[SHORT EXERCISE] Exactly as they appear, output all of the entries.

--- START OF MATERIAL SUPPLIED ---

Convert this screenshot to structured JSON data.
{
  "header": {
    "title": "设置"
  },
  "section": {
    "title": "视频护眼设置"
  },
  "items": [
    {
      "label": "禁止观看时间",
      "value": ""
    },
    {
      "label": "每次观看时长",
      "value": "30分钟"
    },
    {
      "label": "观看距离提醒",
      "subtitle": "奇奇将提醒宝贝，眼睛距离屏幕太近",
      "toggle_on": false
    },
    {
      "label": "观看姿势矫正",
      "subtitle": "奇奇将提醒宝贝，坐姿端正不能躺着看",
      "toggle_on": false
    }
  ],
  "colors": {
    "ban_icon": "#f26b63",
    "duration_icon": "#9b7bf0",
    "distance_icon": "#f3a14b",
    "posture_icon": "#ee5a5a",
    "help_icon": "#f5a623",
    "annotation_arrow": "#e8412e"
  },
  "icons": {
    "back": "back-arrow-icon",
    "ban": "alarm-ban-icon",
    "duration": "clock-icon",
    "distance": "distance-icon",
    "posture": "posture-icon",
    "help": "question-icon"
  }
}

--- END OF MATERIAL SUPPLIED ---

[SOLVED EXERCISE]
Convert this screenshot to structured JSON data.
{
  "header": {
    "title": "设置"
  },
  "section": {
    "title": "视频护眼设置"
  },
  "items": [
    {
      "label": "禁止观看时间",
      "value": ""
    },
    {
      "label": "每次观看时长",
      "value": "30分钟"
    },
    {
      "label": "观看距离提醒",
      "subtitle": "奇奇将提醒宝贝，眼睛距离屏幕太近",
      "toggle_on": false
    },
    {
      "label": "观看姿势矫正",
      "subtitle": "奇奇将提醒宝贝，坐姿端正不能躺着看",
      "toggle_on": false
    }
  ],
  "colors": {
    "ban_icon": "#f26b63",
    "duration_icon": "#9b7bf0",
    "distance_icon": "#f3a14b",
    "posture_icon": "#ee5a5a",
    "help_icon": "#f5a623",
    "annotation_arrow": "#e8412e"
  },
  "icons": {
    "back": "back-arrow-icon",
    "ban": "alarm-ban-icon",
    "duration": "clock-icon",
    "distance": "distance-icon",
    "posture": "posture-icon",
    "help": "question-icon"
  }
}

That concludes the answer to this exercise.